> WHAT YOU WILL DO: Every entry must be copied word for word.

> ENTRIES:
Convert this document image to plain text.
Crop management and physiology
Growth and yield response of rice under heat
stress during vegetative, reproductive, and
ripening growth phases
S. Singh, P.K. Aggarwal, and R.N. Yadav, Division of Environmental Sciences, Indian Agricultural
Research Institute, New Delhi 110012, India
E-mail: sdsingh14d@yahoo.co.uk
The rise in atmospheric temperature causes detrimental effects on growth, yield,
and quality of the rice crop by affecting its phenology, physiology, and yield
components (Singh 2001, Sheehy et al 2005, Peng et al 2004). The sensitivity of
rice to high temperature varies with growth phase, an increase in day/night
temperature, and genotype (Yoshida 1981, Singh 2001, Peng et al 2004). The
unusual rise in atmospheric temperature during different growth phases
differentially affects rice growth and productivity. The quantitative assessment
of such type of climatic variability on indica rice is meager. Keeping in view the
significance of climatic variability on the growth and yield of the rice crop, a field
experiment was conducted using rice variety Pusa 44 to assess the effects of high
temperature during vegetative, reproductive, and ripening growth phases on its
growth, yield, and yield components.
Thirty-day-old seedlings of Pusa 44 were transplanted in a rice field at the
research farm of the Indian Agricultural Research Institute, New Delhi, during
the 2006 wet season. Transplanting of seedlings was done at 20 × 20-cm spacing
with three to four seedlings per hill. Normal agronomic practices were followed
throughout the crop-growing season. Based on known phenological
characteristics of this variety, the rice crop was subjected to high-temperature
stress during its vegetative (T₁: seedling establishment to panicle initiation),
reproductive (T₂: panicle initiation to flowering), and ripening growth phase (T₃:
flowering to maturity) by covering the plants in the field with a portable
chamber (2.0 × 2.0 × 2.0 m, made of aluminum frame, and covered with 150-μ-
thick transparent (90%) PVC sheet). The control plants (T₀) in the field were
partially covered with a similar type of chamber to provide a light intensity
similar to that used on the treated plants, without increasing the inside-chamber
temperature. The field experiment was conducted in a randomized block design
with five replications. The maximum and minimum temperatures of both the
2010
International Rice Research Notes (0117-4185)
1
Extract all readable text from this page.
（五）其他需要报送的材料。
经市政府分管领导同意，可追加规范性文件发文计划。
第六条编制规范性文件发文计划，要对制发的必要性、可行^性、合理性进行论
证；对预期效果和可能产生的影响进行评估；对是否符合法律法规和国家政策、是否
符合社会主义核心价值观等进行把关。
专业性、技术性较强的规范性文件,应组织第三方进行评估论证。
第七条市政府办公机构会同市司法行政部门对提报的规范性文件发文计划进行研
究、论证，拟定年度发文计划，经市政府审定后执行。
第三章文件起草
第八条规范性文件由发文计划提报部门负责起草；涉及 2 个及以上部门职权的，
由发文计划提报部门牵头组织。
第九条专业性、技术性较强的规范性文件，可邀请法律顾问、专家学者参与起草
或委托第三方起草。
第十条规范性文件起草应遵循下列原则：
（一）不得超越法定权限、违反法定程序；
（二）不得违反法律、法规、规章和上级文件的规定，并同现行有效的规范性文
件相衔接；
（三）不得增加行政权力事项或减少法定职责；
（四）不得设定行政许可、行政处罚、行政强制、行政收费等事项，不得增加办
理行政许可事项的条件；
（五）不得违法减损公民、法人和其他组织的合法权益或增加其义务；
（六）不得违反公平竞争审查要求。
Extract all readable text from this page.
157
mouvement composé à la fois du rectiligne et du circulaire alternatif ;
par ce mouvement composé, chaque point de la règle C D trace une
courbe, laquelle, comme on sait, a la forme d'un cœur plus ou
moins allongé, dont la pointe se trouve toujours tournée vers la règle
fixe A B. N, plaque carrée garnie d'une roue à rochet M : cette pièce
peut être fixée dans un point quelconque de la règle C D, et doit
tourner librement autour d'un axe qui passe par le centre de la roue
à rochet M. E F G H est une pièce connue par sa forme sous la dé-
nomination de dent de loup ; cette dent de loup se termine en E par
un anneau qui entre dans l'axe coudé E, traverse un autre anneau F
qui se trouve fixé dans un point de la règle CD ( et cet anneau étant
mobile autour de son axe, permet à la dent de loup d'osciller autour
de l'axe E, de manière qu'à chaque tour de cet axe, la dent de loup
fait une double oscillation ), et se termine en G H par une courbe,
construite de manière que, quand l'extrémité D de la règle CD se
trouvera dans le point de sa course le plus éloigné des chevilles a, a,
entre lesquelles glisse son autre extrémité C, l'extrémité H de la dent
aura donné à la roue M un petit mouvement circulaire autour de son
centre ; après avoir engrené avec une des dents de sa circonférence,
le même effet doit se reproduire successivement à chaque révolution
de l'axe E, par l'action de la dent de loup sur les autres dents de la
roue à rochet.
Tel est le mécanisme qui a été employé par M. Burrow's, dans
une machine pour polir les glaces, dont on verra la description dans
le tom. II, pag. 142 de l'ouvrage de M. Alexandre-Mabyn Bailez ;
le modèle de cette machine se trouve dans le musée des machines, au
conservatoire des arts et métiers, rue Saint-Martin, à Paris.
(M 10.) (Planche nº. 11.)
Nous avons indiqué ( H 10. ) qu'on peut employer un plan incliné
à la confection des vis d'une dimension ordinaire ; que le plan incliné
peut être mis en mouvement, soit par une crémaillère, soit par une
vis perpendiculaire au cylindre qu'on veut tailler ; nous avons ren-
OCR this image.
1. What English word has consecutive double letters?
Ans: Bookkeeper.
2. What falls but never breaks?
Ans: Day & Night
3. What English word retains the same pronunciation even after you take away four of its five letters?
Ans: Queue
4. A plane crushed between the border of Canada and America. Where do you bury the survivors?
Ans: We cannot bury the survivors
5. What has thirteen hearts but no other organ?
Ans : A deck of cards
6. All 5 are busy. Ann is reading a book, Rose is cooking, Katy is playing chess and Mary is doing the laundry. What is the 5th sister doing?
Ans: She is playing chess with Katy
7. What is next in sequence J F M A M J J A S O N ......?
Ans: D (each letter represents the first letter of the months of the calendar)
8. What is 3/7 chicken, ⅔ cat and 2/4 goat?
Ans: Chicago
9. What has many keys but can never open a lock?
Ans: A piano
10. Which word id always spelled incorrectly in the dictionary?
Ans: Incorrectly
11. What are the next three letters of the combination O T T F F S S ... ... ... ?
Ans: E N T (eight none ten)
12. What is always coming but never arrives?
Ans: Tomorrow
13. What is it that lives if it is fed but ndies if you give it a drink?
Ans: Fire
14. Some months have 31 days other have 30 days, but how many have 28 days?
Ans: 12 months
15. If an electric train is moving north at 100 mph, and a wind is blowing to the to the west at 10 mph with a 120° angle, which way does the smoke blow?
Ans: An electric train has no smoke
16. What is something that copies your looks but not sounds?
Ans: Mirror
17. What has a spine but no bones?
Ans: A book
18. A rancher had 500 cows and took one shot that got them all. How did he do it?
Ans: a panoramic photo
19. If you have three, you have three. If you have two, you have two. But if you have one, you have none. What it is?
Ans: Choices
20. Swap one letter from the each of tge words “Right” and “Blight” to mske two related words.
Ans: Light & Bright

> COMPLETE ANSWER:
Convert this document image to plain text.
Crop management and physiology
Growth and yield response of rice under heat
stress during vegetative, reproductive, and
ripening growth phases
S. Singh, P.K. Aggarwal, and R.N. Yadav, Division of Environmental Sciences, Indian Agricultural
Research Institute, New Delhi 110012, India
E-mail: sdsingh14d@yahoo.co.uk
The rise in atmospheric temperature causes detrimental effects on growth, yield,
and quality of the rice crop by affecting its phenology, physiology, and yield
components (Singh 2001, Sheehy et al 2005, Peng et al 2004). The sensitivity of
rice to high temperature varies with growth phase, an increase in day/night
temperature, and genotype (Yoshida 1981, Singh 2001, Peng et al 2004). The
unusual rise in atmospheric temperature during different growth phases
differentially affects rice growth and productivity. The quantitative assessment
of such type of climatic variability on indica rice is meager. Keeping in view the
significance of climatic variability on the growth and yield of the rice crop, a field
experiment was conducted using rice variety Pusa 44 to assess the effects of high
temperature during vegetative, reproductive, and ripening growth phases on its
growth, yield, and yield components.
Thirty-day-old seedlings of Pusa 44 were transplanted in a rice field at the
research farm of the Indian Agricultural Research Institute, New Delhi, during
the 2006 wet season. Transplanting of seedlings was done at 20 × 20-cm spacing
with three to four seedlings per hill. Normal agronomic practices were followed
throughout the crop-growing season. Based on known phenological
characteristics of this variety, the rice crop was subjected to high-temperature
stress during its vegetative (T₁: seedling establishment to panicle initiation),
reproductive (T₂: panicle initiation to flowering), and ripening growth phase (T₃:
flowering to maturity) by covering the plants in the field with a portable
chamber (2.0 × 2.0 × 2.0 m, made of aluminum frame, and covered with 150-μ-
thick transparent (90%) PVC sheet). The control plants (T₀) in the field were
partially covered with a similar type of chamber to provide a light intensity
similar to that used on the treated plants, without increasing the inside-chamber
temperature. The field experiment was conducted in a randomized block design
with five replications. The maximum and minimum temperatures of both the
2010
International Rice Research Notes (0117-4185)
1
Extract all readable text from this page.
（五）其他需要报送的材料。
经市政府分管领导同意，可追加规范性文件发文计划。
第六条编制规范性文件发文计划，要对制发的必要性、可行^性、合理性进行论
证；对预期效果和可能产生的影响进行评估；对是否符合法律法规和国家政策、是否
符合社会主义核心价值观等进行把关。
专业性、技术性较强的规范性文件,应组织第三方进行评估论证。
第七条市政府办公机构会同市司法行政部门对提报的规范性文件发文计划进行研
究、论证，拟定年度发文计划，经市政府审定后执行。
第三章文件起草
第八条规范性文件由发文计划提报部门负责起草；涉及 2 个及以上部门职权的，
由发文计划提报部门牵头组织。
第九条专业性、技术性较强的规范性文件，可邀请法律顾问、专家学者参与起草
或委托第三方起草。
第十条规范性文件起草应遵循下列原则：
（一）不得超越法定权限、违反法定程序；
（二）不得违反法律、法规、规章和上级文件的规定，并同现行有效的规范性文
件相衔接；
（三）不得增加行政权力事项或减少法定职责；
（四）不得设定行政许可、行政处罚、行政强制、行政收费等事项，不得增加办
理行政许可事项的条件；
（五）不得违法减损公民、法人和其他组织的合法权益或增加其义务；
（六）不得违反公平竞争审查要求。
Extract all readable text from this page.
157
mouvement composé à la fois du rectiligne et du circulaire alternatif ;
par ce mouvement composé, chaque point de la règle C D trace une
courbe, laquelle, comme on sait, a la forme d'un cœur plus ou
moins allongé, dont la pointe se trouve toujours tournée vers la règle
fixe A B. N, plaque carrée garnie d'une roue à rochet M : cette pièce
peut être fixée dans un point quelconque de la règle C D, et doit
tourner librement autour d'un axe qui passe par le centre de la roue
à rochet M. E F G H est une pièce connue par sa forme sous la dé-
nomination de dent de loup ; cette dent de loup se termine en E par
un anneau qui entre dans l'axe coudé E, traverse un autre anneau F
qui se trouve fixé dans un point de la règle CD ( et cet anneau étant
mobile autour de son axe, permet à la dent de loup d'osciller autour
de l'axe E, de manière qu'à chaque tour de cet axe, la dent de loup
fait une double oscillation ), et se termine en G H par une courbe,
construite de manière que, quand l'extrémité D de la règle CD se
trouvera dans le point de sa course le plus éloigné des chevilles a, a,
entre lesquelles glisse son autre extrémité C, l'extrémité H de la dent
aura donné à la roue M un petit mouvement circulaire autour de son
centre ; après avoir engrené avec une des dents de sa circonférence,
le même effet doit se reproduire successivement à chaque révolution
de l'axe E, par l'action de la dent de loup sur les autres dents de la
roue à rochet.
Tel est le mécanisme qui a été employé par M. Burrow's, dans
une machine pour polir les glaces, dont on verra la description dans
le tom. II, pag. 142 de l'ouvrage de M. Alexandre-Mabyn Bailez ;
le modèle de cette machine se trouve dans le musée des machines, au
conservatoire des arts et métiers, rue Saint-Martin, à Paris.
(M 10.) (Planche nº. 11.)
Nous avons indiqué ( H 10. ) qu'on peut employer un plan incliné
à la confection des vis d'une dimension ordinaire ; que le plan incliné
peut être mis en mouvement, soit par une crémaillère, soit par une
vis perpendiculaire au cylindre qu'on veut tailler ; nous avons ren-
OCR this image.
1. What English word has consecutive double letters?
Ans: Bookkeeper.
2. What falls but never breaks?
Ans: Day & Night
3. What English word retains the same pronunciation even after you take away four of its five letters?
Ans: Queue
4. A plane crushed between the border of Canada and America. Where do you bury the survivors?
Ans: We cannot bury the survivors
5. What has thirteen hearts but no other organ?
Ans : A deck of cards
6. All 5 are busy. Ann is reading a book, Rose is cooking, Katy is playing chess and Mary is doing the laundry. What is the 5th sister doing?
Ans: She is playing chess with Katy
7. What is next in sequence J F M A M J J A S O N ......?
Ans: D (each letter represents the first letter of the months of the calendar)
8. What is 3/7 chicken, ⅔ cat and 2/4 goat?
Ans: Chicago
9. What has many keys but can never open a lock?
Ans: A piano
10. Which word id always spelled incorrectly in the dictionary?
Ans: Incorrectly
11. What are the next three letters of the combination O T T F F S S ... ... ... ?
Ans: E N T (eight none ten)
12. What is always coming but never arrives?
Ans: Tomorrow
13. What is it that lives if it is fed but ndies if you give it a drink?
Ans: Fire
14. Some months have 31 days other have 30 days, but how many have 28 days?
Ans: 12 months
15. If an electric train is moving north at 100 mph, and a wind is blowing to the to the west at 10 mph with a 120° angle, which way does the smoke blow?
Ans: An electric train has no smoke
16. What is something that copies your looks but not sounds?
Ans: Mirror
17. What has a spine but no bones?
Ans: A book
18. A rancher had 500 cows and took one shot that got them all. How did he do it?
Ans: a panoramic photo
19. If you have three, you have three. If you have two, you have two. But if you have one, you have none. What it is?
Ans: Choices
20. Swap one letter from the each of tge words “Right” and “Blight” to mske two related words.
Ans: Light & Bright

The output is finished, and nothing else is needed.